■ TASK PROMPT:
Go through the entries below and collect each line with the string "screenshot" in it.

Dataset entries
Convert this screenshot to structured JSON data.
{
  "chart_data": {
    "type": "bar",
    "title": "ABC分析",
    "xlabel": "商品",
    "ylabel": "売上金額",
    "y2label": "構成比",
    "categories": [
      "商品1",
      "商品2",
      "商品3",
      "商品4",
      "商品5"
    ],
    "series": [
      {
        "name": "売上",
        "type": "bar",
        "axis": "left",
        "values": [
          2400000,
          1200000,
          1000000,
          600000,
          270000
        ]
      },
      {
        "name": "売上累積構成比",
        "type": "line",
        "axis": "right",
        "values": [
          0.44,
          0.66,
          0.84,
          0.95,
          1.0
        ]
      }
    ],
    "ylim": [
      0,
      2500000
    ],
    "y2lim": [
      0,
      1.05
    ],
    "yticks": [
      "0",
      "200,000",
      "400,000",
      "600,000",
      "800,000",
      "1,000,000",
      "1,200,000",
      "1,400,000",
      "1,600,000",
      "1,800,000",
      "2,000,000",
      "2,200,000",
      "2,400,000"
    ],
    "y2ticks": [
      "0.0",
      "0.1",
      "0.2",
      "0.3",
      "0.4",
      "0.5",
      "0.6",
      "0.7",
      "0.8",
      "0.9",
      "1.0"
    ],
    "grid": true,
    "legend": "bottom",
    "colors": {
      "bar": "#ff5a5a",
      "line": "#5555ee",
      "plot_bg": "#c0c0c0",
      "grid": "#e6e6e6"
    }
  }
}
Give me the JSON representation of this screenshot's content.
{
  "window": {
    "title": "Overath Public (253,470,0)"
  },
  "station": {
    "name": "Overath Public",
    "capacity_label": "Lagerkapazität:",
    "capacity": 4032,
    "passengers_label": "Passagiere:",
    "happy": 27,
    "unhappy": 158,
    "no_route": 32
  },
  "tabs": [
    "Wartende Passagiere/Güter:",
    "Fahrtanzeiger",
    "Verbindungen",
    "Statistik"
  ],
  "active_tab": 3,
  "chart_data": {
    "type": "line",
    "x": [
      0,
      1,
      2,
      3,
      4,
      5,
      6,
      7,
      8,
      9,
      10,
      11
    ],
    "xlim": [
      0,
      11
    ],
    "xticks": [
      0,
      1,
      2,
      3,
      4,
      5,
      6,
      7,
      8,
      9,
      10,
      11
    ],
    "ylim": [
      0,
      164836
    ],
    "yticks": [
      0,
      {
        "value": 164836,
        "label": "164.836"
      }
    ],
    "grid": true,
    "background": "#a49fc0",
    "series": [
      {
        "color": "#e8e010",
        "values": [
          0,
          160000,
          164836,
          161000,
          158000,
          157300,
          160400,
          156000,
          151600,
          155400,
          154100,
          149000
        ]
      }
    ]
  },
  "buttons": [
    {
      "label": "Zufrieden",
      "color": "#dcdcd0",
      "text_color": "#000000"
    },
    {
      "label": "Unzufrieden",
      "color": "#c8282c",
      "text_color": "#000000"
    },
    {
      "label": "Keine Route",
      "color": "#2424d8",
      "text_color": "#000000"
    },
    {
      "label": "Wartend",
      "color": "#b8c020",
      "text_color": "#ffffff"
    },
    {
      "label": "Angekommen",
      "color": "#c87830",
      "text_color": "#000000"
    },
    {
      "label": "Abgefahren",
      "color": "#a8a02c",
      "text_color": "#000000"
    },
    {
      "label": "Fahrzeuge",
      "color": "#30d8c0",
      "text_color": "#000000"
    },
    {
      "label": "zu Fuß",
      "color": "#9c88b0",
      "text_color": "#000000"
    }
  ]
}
* * *
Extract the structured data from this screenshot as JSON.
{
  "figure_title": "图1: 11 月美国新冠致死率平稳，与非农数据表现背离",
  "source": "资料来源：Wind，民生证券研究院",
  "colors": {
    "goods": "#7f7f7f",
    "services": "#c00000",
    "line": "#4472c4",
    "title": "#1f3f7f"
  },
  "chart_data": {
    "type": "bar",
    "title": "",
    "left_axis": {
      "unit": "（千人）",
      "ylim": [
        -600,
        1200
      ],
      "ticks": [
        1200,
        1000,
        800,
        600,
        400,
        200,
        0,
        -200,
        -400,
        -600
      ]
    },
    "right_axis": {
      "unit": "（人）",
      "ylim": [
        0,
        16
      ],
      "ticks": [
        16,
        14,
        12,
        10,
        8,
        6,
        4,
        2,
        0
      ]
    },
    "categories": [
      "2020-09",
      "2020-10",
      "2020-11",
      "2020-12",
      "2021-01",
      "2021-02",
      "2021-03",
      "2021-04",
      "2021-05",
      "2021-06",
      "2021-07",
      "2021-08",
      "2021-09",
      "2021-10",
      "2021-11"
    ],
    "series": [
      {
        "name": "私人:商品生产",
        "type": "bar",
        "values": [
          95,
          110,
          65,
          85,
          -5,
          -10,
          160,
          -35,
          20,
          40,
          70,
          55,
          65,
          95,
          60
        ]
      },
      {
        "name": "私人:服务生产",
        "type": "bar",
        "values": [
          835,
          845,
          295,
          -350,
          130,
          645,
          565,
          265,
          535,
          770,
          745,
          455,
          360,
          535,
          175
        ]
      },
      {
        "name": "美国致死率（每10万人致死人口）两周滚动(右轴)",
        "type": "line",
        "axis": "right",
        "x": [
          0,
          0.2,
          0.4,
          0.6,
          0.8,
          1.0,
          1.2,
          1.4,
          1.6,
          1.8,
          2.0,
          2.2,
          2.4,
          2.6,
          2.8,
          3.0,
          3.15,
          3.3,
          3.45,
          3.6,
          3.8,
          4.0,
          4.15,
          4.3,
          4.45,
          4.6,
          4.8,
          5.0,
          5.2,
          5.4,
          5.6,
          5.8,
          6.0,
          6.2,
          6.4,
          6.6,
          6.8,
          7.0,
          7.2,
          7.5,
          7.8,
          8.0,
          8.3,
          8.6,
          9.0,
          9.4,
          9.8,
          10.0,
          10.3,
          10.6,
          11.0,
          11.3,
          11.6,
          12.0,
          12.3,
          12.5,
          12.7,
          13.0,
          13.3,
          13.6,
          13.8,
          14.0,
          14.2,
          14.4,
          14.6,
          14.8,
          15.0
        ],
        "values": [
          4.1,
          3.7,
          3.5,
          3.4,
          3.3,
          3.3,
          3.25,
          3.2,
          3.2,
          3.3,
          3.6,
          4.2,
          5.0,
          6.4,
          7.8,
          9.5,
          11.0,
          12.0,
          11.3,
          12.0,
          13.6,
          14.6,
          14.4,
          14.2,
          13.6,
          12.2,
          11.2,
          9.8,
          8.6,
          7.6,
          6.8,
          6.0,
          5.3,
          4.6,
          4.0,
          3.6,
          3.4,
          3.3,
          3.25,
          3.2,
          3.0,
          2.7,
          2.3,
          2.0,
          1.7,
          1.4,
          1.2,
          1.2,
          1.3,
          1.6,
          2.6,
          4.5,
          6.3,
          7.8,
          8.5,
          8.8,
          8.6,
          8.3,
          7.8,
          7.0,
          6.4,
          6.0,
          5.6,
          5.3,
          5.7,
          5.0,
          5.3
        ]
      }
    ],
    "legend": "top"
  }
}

■ REPLY TO THE EXERCISE:
Convert this screenshot to structured JSON data.
Give me the JSON representation of this screenshot's content.
Extract the structured data from this screenshot as JSON.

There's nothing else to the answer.